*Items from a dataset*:
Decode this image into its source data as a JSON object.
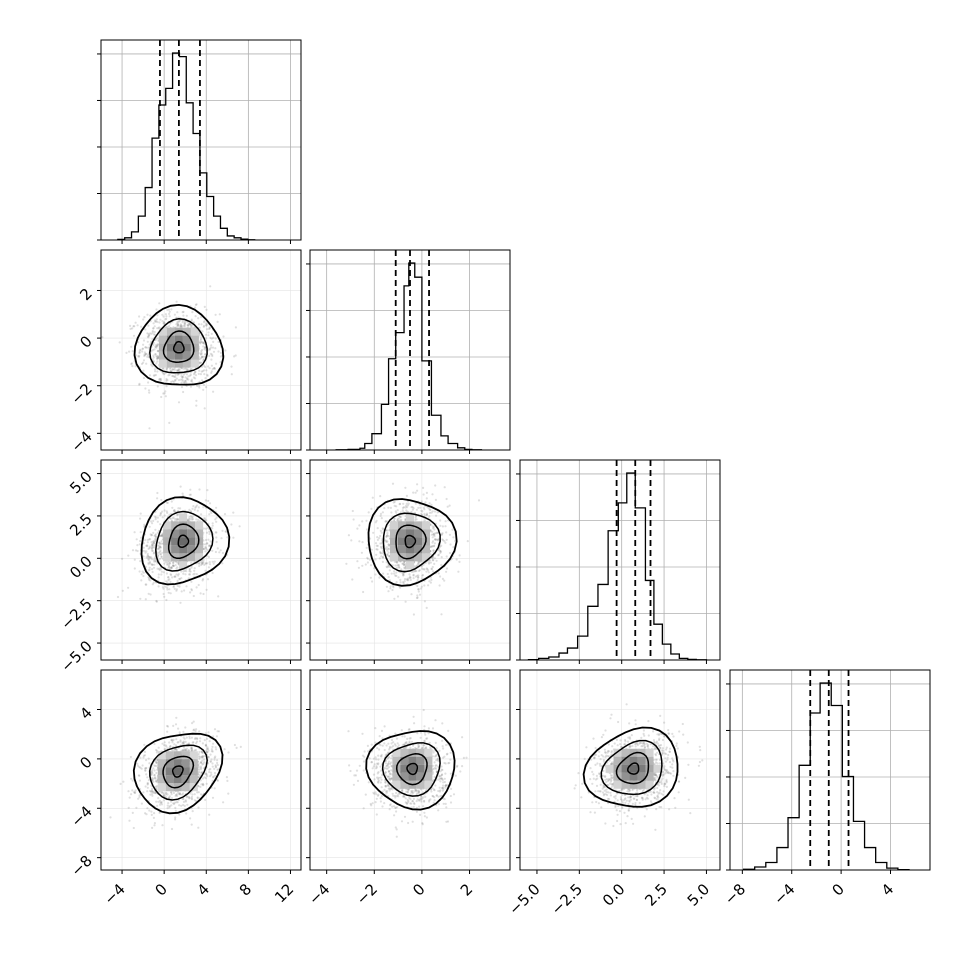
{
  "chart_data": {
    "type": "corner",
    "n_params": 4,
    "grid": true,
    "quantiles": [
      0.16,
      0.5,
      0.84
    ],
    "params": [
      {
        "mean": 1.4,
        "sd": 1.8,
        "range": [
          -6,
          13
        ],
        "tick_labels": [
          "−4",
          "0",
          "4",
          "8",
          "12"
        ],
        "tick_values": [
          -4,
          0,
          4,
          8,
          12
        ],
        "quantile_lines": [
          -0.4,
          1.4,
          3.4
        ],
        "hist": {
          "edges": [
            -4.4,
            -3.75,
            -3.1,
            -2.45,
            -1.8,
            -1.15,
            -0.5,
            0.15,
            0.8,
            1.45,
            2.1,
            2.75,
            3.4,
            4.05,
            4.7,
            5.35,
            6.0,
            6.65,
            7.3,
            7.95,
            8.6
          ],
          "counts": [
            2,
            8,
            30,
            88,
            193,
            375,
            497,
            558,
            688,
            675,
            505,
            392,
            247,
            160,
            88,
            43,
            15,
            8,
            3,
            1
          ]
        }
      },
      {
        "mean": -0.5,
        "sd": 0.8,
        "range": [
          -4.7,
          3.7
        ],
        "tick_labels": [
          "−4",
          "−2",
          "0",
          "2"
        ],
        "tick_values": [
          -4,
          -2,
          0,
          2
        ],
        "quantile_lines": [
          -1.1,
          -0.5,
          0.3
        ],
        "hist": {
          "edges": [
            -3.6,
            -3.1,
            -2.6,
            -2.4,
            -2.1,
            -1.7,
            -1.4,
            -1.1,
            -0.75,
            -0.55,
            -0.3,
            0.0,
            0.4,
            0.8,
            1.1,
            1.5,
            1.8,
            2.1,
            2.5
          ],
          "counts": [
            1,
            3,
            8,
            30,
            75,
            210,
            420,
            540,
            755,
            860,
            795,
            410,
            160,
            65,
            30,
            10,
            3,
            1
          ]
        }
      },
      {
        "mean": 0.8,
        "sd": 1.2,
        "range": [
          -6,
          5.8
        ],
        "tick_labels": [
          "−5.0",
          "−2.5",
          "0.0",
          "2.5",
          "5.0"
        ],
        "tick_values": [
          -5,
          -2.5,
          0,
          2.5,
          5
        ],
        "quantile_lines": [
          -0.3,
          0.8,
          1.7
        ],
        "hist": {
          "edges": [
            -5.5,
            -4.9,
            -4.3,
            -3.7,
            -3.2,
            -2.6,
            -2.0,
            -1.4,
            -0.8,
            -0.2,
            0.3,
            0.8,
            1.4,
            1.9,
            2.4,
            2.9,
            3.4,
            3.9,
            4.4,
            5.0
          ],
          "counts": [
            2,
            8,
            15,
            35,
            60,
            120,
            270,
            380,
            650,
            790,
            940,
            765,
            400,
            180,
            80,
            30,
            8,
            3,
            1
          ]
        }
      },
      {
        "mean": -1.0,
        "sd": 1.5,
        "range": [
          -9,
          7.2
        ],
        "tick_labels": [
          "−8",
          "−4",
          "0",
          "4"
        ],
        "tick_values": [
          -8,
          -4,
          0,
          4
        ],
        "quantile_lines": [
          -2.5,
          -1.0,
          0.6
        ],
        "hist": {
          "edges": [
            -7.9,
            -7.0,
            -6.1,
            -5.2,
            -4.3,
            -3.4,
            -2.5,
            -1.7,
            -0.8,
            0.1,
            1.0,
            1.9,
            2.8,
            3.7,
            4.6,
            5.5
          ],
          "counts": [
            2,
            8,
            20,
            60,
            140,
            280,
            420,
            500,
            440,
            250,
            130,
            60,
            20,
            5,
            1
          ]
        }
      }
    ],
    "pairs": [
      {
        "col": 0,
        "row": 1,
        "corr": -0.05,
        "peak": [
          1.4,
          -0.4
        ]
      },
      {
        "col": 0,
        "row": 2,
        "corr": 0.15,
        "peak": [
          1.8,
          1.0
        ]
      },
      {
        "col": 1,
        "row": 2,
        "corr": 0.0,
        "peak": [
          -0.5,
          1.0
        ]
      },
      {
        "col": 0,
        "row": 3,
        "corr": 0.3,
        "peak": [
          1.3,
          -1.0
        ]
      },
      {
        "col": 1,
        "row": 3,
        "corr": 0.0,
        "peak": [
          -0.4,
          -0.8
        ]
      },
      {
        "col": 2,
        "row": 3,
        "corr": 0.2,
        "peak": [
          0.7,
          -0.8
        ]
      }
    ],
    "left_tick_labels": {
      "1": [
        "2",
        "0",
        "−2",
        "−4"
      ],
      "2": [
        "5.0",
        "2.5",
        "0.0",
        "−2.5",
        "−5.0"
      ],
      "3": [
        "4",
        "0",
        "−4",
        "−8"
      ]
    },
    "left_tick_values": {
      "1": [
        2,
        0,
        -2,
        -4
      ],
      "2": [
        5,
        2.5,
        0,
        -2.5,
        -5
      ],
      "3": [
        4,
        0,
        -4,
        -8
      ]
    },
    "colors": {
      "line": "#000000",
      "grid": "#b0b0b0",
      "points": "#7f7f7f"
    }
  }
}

---

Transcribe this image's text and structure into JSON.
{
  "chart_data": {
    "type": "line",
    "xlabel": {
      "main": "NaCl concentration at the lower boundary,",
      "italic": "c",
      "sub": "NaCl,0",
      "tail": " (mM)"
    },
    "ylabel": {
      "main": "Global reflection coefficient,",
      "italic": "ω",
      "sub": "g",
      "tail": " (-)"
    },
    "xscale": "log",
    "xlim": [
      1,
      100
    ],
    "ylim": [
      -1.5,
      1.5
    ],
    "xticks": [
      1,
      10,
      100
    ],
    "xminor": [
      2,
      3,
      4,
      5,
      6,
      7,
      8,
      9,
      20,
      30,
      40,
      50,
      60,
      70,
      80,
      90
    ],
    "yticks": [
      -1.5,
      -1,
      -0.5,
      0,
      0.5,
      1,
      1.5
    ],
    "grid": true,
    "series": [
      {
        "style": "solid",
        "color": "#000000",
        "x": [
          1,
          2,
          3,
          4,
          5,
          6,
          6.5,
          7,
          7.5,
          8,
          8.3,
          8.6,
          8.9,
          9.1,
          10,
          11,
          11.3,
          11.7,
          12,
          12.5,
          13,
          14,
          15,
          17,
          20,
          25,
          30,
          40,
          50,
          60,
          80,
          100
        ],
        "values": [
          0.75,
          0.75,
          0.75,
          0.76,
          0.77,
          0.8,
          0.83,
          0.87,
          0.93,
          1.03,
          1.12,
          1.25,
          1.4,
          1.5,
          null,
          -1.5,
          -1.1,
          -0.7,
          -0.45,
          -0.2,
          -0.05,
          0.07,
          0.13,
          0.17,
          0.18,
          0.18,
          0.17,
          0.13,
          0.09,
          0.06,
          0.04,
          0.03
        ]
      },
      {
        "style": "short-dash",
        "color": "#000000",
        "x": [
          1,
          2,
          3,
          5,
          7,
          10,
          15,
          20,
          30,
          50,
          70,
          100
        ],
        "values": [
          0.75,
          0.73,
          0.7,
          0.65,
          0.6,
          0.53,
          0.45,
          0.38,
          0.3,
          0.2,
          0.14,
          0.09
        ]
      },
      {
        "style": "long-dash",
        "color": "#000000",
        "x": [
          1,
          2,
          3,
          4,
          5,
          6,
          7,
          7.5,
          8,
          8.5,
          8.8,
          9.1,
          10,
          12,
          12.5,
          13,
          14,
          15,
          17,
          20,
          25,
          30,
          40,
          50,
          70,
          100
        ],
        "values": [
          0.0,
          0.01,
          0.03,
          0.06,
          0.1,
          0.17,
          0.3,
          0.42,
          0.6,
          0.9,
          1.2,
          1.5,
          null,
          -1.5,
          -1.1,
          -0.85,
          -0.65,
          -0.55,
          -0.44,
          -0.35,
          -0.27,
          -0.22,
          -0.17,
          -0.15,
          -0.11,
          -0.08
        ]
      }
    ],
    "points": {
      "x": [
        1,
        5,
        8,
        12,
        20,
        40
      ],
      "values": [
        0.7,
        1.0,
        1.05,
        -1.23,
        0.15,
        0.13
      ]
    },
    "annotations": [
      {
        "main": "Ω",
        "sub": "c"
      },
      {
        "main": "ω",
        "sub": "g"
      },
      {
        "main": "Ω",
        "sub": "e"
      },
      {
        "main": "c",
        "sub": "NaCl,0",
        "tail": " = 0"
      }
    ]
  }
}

*Stated task*: Please list every line of the records that contains "image".

*Result of the task*:
Decode this image into its source data as a JSON object.
Transcribe this image's text and structure into JSON.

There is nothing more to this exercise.